───── Material to process
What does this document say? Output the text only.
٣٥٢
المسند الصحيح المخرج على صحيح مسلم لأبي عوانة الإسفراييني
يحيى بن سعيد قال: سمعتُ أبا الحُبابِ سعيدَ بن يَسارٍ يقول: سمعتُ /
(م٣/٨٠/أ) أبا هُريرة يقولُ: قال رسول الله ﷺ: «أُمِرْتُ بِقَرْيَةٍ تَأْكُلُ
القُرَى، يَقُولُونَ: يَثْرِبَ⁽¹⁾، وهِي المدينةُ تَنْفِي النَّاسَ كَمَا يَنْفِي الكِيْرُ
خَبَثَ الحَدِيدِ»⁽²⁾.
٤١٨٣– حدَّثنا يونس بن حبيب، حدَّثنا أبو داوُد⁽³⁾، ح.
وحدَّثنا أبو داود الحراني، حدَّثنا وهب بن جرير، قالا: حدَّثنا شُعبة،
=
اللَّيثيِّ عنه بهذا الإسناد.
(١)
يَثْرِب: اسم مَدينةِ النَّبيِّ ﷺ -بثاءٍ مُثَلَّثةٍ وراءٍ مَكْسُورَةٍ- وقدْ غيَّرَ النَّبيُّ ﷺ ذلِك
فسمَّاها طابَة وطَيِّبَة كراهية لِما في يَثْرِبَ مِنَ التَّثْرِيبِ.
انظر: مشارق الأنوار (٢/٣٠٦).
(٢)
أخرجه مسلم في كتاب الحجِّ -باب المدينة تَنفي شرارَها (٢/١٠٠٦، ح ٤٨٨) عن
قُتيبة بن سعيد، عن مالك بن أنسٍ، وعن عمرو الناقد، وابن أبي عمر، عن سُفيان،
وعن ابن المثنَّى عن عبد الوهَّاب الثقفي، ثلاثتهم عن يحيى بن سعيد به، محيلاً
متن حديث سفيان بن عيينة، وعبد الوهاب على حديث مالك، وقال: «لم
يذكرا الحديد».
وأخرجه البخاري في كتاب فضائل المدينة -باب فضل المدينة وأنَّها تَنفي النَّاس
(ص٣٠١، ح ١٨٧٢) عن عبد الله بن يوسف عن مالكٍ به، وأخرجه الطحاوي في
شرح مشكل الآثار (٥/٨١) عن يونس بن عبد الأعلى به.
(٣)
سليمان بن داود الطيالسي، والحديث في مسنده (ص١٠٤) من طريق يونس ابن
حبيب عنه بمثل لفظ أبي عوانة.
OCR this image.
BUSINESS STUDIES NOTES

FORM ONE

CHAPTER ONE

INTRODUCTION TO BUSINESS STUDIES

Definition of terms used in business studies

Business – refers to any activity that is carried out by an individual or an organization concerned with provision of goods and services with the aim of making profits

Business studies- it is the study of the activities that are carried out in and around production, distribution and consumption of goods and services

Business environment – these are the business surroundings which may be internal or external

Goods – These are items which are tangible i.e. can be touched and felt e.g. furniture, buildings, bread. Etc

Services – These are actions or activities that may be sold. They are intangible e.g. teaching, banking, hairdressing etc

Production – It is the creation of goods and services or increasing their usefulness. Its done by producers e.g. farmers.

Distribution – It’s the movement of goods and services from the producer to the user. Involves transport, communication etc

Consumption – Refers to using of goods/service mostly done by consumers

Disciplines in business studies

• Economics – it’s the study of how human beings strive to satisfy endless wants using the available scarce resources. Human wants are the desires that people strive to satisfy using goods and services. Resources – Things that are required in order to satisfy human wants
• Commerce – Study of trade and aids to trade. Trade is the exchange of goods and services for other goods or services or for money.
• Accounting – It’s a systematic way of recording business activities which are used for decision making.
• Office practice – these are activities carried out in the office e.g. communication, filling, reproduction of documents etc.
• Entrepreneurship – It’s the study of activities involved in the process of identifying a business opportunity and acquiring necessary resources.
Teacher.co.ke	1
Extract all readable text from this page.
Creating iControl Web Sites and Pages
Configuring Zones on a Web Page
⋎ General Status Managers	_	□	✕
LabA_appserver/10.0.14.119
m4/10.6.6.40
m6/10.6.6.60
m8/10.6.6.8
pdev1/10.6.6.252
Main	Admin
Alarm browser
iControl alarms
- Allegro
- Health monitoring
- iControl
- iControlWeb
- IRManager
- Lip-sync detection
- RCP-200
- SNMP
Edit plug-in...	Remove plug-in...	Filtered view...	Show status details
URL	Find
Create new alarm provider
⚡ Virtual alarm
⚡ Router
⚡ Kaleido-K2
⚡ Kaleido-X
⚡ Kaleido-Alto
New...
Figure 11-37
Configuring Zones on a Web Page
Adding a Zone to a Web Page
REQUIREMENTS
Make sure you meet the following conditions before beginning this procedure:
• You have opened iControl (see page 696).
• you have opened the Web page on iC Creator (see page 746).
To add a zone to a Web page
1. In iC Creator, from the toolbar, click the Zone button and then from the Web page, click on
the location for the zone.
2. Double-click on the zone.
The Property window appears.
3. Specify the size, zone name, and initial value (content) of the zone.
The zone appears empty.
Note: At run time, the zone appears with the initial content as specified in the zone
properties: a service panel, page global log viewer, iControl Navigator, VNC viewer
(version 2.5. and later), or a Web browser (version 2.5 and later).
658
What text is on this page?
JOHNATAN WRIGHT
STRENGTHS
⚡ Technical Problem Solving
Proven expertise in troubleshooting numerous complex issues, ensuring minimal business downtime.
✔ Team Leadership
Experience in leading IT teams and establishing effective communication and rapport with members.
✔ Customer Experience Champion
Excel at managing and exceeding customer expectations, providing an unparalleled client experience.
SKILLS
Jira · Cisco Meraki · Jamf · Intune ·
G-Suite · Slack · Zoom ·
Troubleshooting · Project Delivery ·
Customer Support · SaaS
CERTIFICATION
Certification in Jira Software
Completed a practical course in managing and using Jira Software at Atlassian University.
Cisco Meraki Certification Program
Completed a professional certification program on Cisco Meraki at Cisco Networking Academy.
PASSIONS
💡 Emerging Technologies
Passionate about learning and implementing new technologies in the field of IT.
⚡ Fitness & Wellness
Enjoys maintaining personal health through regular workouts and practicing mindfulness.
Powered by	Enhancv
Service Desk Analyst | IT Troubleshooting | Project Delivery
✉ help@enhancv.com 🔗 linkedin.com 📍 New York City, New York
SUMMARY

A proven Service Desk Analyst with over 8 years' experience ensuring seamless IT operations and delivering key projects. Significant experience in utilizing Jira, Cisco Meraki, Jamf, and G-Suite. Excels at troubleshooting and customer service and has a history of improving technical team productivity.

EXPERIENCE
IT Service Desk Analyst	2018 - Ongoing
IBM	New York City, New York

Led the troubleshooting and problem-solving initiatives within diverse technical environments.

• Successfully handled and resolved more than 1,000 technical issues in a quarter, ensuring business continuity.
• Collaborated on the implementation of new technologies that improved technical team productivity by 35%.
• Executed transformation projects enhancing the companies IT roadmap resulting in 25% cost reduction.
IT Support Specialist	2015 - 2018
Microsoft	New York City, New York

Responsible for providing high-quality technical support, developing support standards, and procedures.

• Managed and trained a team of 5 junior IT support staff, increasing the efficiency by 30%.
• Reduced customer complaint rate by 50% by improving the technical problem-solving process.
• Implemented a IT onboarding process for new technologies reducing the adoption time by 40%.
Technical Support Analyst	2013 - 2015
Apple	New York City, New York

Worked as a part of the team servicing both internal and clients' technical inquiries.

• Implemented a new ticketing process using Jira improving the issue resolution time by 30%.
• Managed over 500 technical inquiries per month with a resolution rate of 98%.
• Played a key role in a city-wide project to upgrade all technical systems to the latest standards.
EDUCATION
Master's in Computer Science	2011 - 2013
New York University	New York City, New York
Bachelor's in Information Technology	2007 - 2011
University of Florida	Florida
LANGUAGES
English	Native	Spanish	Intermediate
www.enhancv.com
──────────
What the task requires:
Reproduce every record above exactly as it appears.

Reply to the exercise:
What does this document say? Output the text only.
٣٥٢
المسند الصحيح المخرج على صحيح مسلم لأبي عوانة الإسفراييني
يحيى بن سعيد قال: سمعتُ أبا الحُبابِ سعيدَ بن يَسارٍ يقول: سمعتُ /
(م٣/٨٠/أ) أبا هُريرة يقولُ: قال رسول الله ﷺ: «أُمِرْتُ بِقَرْيَةٍ تَأْكُلُ
القُرَى، يَقُولُونَ: يَثْرِبَ⁽¹⁾، وهِي المدينةُ تَنْفِي النَّاسَ كَمَا يَنْفِي الكِيْرُ
خَبَثَ الحَدِيدِ»⁽²⁾.
٤١٨٣– حدَّثنا يونس بن حبيب، حدَّثنا أبو داوُد⁽³⁾، ح.
وحدَّثنا أبو داود الحراني، حدَّثنا وهب بن جرير، قالا: حدَّثنا شُعبة،
=
اللَّيثيِّ عنه بهذا الإسناد.
(١)
يَثْرِب: اسم مَدينةِ النَّبيِّ ﷺ -بثاءٍ مُثَلَّثةٍ وراءٍ مَكْسُورَةٍ- وقدْ غيَّرَ النَّبيُّ ﷺ ذلِك
فسمَّاها طابَة وطَيِّبَة كراهية لِما في يَثْرِبَ مِنَ التَّثْرِيبِ.
انظر: مشارق الأنوار (٢/٣٠٦).
(٢)
أخرجه مسلم في كتاب الحجِّ -باب المدينة تَنفي شرارَها (٢/١٠٠٦، ح ٤٨٨) عن
قُتيبة بن سعيد، عن مالك بن أنسٍ، وعن عمرو الناقد، وابن أبي عمر، عن سُفيان،
وعن ابن المثنَّى عن عبد الوهَّاب الثقفي، ثلاثتهم عن يحيى بن سعيد به، محيلاً
متن حديث سفيان بن عيينة، وعبد الوهاب على حديث مالك، وقال: «لم
يذكرا الحديد».
وأخرجه البخاري في كتاب فضائل المدينة -باب فضل المدينة وأنَّها تَنفي النَّاس
(ص٣٠١، ح ١٨٧٢) عن عبد الله بن يوسف عن مالكٍ به، وأخرجه الطحاوي في
شرح مشكل الآثار (٥/٨١) عن يونس بن عبد الأعلى به.
(٣)
سليمان بن داود الطيالسي، والحديث في مسنده (ص١٠٤) من طريق يونس ابن
حبيب عنه بمثل لفظ أبي عوانة.
OCR this image.
BUSINESS STUDIES NOTES

FORM ONE

CHAPTER ONE

INTRODUCTION TO BUSINESS STUDIES

Definition of terms used in business studies

Business – refers to any activity that is carried out by an individual or an organization concerned with provision of goods and services with the aim of making profits

Business studies- it is the study of the activities that are carried out in and around production, distribution and consumption of goods and services

Business environment – these are the business surroundings which may be internal or external

Goods – These are items which are tangible i.e. can be touched and felt e.g. furniture, buildings, bread. Etc

Services – These are actions or activities that may be sold. They are intangible e.g. teaching, banking, hairdressing etc

Production – It is the creation of goods and services or increasing their usefulness. Its done by producers e.g. farmers.

Distribution – It’s the movement of goods and services from the producer to the user. Involves transport, communication etc

Consumption – Refers to using of goods/service mostly done by consumers

Disciplines in business studies

• Economics – it’s the study of how human beings strive to satisfy endless wants using the available scarce resources. Human wants are the desires that people strive to satisfy using goods and services. Resources – Things that are required in order to satisfy human wants
• Commerce – Study of trade and aids to trade. Trade is the exchange of goods and services for other goods or services or for money.
• Accounting – It’s a systematic way of recording business activities which are used for decision making.
• Office practice – these are activities carried out in the office e.g. communication, filling, reproduction of documents etc.
• Entrepreneurship – It’s the study of activities involved in the process of identifying a business opportunity and acquiring necessary resources.
Teacher.co.ke	1
Extract all readable text from this page.
Creating iControl Web Sites and Pages
Configuring Zones on a Web Page
⋎ General Status Managers	_	□	✕
LabA_appserver/10.0.14.119
m4/10.6.6.40
m6/10.6.6.60
m8/10.6.6.8
pdev1/10.6.6.252
Main	Admin
Alarm browser
iControl alarms
- Allegro
- Health monitoring
- iControl
- iControlWeb
- IRManager
- Lip-sync detection
- RCP-200
- SNMP
Edit plug-in...	Remove plug-in...	Filtered view...	Show status details
URL	Find
Create new alarm provider
⚡ Virtual alarm
⚡ Router
⚡ Kaleido-K2
⚡ Kaleido-X
⚡ Kaleido-Alto
New...
Figure 11-37
Configuring Zones on a Web Page
Adding a Zone to a Web Page
REQUIREMENTS
Make sure you meet the following conditions before beginning this procedure:
• You have opened iControl (see page 696).
• you have opened the Web page on iC Creator (see page 746).
To add a zone to a Web page
1. In iC Creator, from the toolbar, click the Zone button and then from the Web page, click on
the location for the zone.
2. Double-click on the zone.
The Property window appears.
3. Specify the size, zone name, and initial value (content) of the zone.
The zone appears empty.
Note: At run time, the zone appears with the initial content as specified in the zone
properties: a service panel, page global log viewer, iControl Navigator, VNC viewer
(version 2.5. and later), or a Web browser (version 2.5 and later).
658
What text is on this page?
JOHNATAN WRIGHT
STRENGTHS
⚡ Technical Problem Solving
Proven expertise in troubleshooting numerous complex issues, ensuring minimal business downtime.
✔ Team Leadership
Experience in leading IT teams and establishing effective communication and rapport with members.
✔ Customer Experience Champion
Excel at managing and exceeding customer expectations, providing an unparalleled client experience.
SKILLS
Jira · Cisco Meraki · Jamf · Intune ·
G-Suite · Slack · Zoom ·
Troubleshooting · Project Delivery ·
Customer Support · SaaS
CERTIFICATION
Certification in Jira Software
Completed a practical course in managing and using Jira Software at Atlassian University.
Cisco Meraki Certification Program
Completed a professional certification program on Cisco Meraki at Cisco Networking Academy.
PASSIONS
💡 Emerging Technologies
Passionate about learning and implementing new technologies in the field of IT.
⚡ Fitness & Wellness
Enjoys maintaining personal health through regular workouts and practicing mindfulness.
Powered by	Enhancv
Service Desk Analyst | IT Troubleshooting | Project Delivery
✉ help@enhancv.com 🔗 linkedin.com 📍 New York City, New York
SUMMARY

A proven Service Desk Analyst with over 8 years' experience ensuring seamless IT operations and delivering key projects. Significant experience in utilizing Jira, Cisco Meraki, Jamf, and G-Suite. Excels at troubleshooting and customer service and has a history of improving technical team productivity.

EXPERIENCE
IT Service Desk Analyst	2018 - Ongoing
IBM	New York City, New York

Led the troubleshooting and problem-solving initiatives within diverse technical environments.

• Successfully handled and resolved more than 1,000 technical issues in a quarter, ensuring business continuity.
• Collaborated on the implementation of new technologies that improved technical team productivity by 35%.
• Executed transformation projects enhancing the companies IT roadmap resulting in 25% cost reduction.
IT Support Specialist	2015 - 2018
Microsoft	New York City, New York

Responsible for providing high-quality technical support, developing support standards, and procedures.

• Managed and trained a team of 5 junior IT support staff, increasing the efficiency by 30%.
• Reduced customer complaint rate by 50% by improving the technical problem-solving process.
• Implemented a IT onboarding process for new technologies reducing the adoption time by 40%.
Technical Support Analyst	2013 - 2015
Apple	New York City, New York

Worked as a part of the team servicing both internal and clients' technical inquiries.

• Implemented a new ticketing process using Jira improving the issue resolution time by 30%.
• Managed over 500 technical inquiries per month with a resolution rate of 98%.
• Played a key role in a city-wide project to upgrade all technical systems to the latest standards.
EDUCATION
Master's in Computer Science	2011 - 2013
New York University	New York City, New York
Bachelor's in Information Technology	2007 - 2011
University of Florida	Florida
LANGUAGES
English	Native	Spanish	Intermediate
www.enhancv.com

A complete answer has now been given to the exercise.